Short task - Among the lines of this listing, determine how many contain the string "true". Answer with the number only.

— start Supplied entries —

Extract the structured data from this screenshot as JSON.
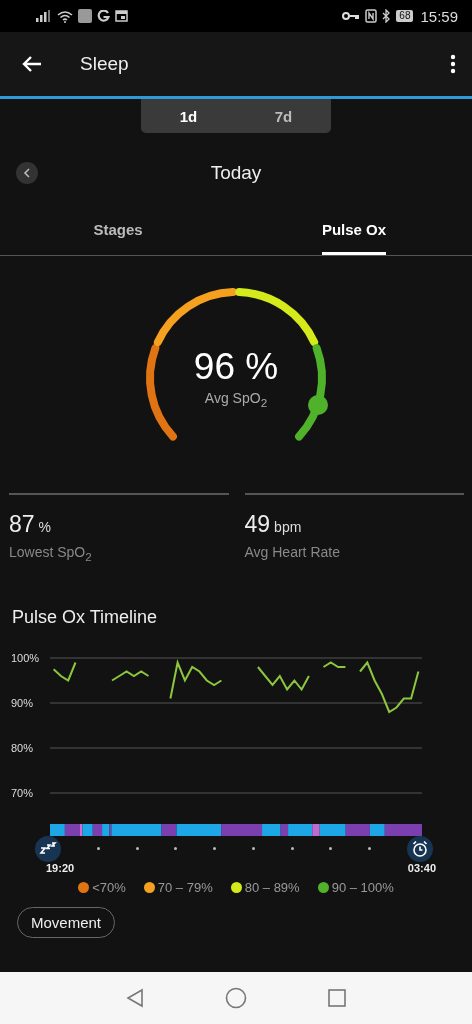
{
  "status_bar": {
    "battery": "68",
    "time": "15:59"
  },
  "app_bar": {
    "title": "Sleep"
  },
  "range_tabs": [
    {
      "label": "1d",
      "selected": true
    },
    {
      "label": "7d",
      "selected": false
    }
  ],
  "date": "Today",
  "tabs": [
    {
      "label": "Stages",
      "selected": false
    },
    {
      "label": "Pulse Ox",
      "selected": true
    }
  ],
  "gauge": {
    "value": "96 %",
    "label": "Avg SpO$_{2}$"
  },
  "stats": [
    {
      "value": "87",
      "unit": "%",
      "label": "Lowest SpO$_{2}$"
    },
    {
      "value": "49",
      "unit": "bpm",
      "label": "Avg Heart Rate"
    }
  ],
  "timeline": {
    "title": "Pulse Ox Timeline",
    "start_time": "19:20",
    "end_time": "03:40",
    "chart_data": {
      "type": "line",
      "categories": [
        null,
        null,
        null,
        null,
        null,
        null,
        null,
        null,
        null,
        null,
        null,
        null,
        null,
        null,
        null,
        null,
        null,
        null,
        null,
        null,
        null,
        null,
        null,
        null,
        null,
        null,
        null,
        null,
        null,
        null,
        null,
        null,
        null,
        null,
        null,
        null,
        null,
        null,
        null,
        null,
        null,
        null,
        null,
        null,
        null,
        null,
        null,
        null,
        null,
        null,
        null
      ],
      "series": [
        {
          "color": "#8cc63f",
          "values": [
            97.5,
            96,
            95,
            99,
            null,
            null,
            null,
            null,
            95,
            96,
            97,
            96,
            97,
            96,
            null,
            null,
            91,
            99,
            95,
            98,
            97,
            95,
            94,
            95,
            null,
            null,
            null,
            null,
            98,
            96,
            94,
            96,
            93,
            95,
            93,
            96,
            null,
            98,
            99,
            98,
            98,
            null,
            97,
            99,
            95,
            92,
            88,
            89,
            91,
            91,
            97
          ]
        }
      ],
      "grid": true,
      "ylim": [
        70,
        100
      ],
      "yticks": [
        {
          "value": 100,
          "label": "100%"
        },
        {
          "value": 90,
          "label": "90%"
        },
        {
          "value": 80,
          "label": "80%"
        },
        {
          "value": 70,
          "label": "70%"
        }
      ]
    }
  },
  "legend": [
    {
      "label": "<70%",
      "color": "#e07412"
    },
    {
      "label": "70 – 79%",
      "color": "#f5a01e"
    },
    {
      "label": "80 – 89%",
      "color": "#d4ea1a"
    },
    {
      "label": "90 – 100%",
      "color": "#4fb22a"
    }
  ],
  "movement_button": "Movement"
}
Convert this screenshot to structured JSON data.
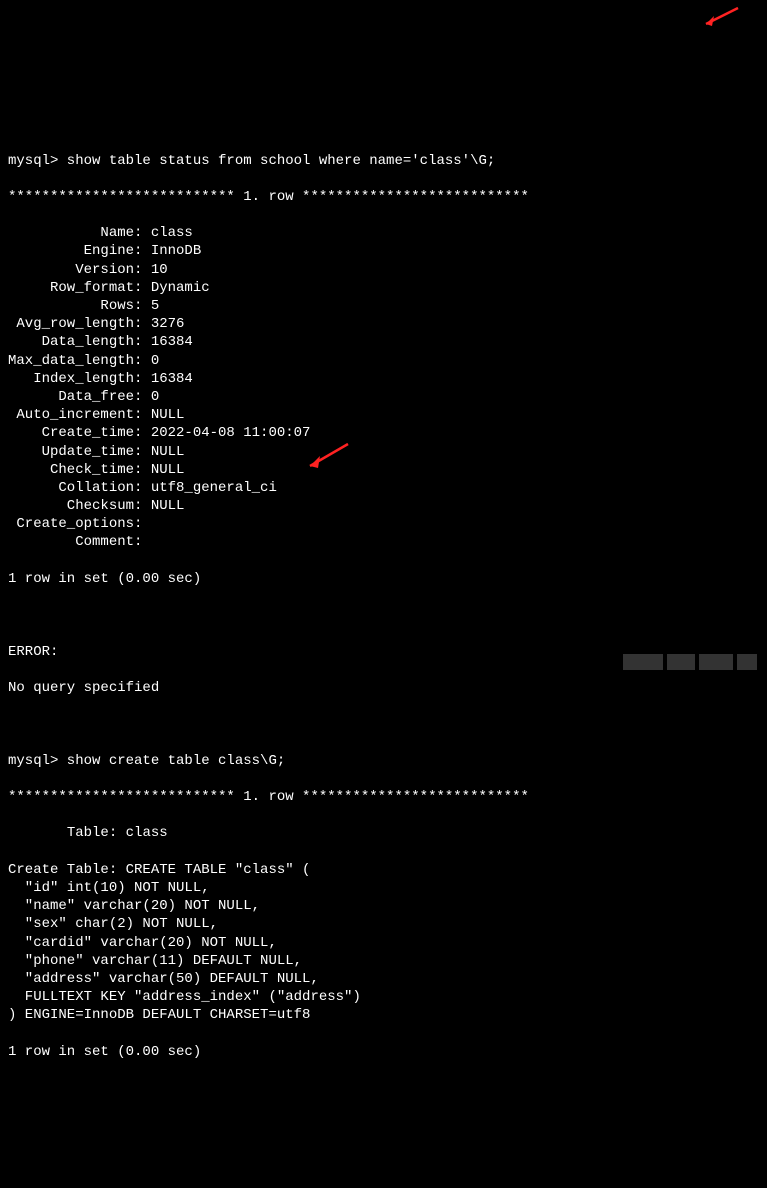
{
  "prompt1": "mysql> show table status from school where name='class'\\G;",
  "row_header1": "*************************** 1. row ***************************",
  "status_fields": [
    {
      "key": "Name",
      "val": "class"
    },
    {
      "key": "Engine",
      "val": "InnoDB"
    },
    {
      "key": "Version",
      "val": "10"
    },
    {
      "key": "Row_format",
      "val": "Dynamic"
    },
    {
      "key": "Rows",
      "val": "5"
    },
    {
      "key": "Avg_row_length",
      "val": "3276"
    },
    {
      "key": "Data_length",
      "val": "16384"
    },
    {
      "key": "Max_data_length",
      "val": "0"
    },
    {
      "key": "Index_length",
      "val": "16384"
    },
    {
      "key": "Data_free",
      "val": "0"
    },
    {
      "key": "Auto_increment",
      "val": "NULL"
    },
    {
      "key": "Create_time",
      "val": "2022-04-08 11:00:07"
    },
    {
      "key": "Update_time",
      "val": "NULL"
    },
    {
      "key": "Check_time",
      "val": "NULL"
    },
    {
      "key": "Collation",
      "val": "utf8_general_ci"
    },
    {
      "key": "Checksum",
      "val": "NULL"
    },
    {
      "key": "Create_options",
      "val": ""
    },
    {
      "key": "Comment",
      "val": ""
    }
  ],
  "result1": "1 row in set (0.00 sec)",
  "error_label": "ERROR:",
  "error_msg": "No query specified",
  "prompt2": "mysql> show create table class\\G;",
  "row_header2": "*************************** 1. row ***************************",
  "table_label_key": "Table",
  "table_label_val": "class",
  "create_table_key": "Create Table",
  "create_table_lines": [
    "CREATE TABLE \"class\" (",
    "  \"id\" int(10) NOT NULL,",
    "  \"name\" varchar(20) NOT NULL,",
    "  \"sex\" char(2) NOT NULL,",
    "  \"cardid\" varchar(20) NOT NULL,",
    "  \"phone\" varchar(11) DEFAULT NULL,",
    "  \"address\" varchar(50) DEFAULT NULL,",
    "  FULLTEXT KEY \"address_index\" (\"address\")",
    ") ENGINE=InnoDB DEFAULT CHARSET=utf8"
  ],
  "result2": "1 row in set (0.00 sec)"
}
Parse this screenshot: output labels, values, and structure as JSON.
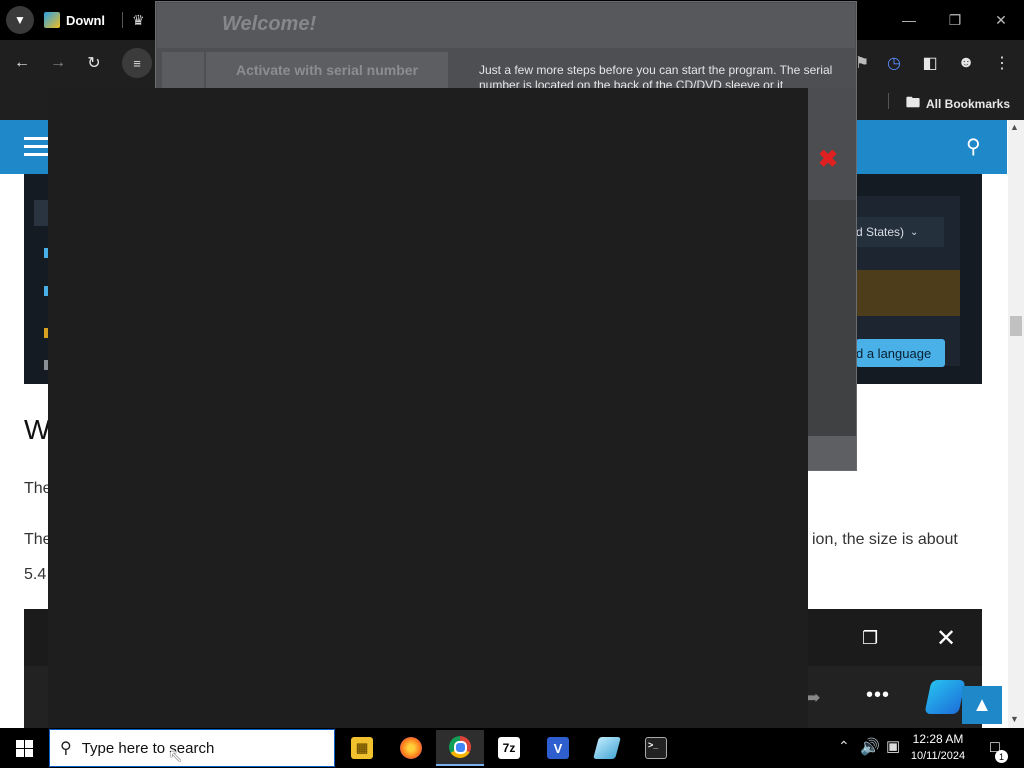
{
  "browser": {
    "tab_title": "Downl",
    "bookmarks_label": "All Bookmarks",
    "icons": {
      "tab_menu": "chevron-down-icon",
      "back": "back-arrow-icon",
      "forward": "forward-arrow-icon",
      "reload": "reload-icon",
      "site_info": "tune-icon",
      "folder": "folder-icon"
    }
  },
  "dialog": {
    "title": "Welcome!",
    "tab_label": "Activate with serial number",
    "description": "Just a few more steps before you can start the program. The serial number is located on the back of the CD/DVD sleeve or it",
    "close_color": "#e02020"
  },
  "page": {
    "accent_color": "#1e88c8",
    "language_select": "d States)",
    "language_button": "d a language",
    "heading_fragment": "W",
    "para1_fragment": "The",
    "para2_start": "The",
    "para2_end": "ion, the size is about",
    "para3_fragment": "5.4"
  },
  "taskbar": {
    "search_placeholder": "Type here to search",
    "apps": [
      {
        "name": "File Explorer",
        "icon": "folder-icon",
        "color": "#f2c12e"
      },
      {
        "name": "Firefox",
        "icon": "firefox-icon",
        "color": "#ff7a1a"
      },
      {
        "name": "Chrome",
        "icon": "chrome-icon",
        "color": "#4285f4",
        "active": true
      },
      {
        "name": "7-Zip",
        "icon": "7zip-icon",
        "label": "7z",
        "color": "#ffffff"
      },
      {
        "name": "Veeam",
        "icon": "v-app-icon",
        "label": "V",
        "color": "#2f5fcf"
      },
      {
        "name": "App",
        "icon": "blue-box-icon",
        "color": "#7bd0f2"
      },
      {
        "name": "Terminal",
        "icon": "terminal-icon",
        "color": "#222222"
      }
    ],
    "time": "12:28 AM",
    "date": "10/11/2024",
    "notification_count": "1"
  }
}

— end Supplied entries —
— start Supplied entries —

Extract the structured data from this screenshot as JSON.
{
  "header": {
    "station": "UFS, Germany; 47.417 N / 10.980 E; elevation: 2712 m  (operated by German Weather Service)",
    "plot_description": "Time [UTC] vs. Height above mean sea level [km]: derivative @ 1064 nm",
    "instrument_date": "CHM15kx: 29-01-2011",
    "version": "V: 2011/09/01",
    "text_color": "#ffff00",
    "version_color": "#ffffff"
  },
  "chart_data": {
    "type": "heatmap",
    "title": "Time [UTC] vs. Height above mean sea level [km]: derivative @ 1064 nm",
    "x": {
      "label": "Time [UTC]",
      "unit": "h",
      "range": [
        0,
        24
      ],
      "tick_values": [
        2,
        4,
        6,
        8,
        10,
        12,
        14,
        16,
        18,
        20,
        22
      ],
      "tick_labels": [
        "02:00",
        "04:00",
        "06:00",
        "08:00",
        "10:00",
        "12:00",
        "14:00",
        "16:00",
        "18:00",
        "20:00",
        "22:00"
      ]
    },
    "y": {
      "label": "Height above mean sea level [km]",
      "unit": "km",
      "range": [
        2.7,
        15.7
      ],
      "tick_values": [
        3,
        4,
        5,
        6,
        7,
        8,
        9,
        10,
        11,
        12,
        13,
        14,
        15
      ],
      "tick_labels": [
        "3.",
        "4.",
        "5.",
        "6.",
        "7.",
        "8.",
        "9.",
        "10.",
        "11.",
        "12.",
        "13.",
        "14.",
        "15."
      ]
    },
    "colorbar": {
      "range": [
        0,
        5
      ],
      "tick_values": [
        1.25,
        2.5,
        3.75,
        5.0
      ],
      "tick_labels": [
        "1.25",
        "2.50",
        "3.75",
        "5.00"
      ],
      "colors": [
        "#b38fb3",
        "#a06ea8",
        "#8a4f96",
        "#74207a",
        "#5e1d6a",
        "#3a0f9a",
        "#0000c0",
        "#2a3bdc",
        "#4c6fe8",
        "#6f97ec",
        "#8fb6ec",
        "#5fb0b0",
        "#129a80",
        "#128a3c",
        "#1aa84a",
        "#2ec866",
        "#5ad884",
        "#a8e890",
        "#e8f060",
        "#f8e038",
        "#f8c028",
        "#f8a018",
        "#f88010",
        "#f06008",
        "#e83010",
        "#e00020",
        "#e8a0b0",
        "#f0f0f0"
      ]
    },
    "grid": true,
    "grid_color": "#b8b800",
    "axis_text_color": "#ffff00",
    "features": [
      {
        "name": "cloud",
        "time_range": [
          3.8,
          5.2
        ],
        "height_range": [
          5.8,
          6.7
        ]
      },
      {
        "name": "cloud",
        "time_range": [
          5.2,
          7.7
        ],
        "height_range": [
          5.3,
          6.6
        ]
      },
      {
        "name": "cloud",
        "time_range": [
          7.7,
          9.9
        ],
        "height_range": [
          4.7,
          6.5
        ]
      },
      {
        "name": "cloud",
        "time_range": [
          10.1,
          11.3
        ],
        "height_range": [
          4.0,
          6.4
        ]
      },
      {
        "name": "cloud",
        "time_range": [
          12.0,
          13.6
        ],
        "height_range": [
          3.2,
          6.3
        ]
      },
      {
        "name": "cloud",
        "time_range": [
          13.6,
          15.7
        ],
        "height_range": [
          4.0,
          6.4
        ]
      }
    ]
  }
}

— end Supplied entries —

Output for this exercise - 5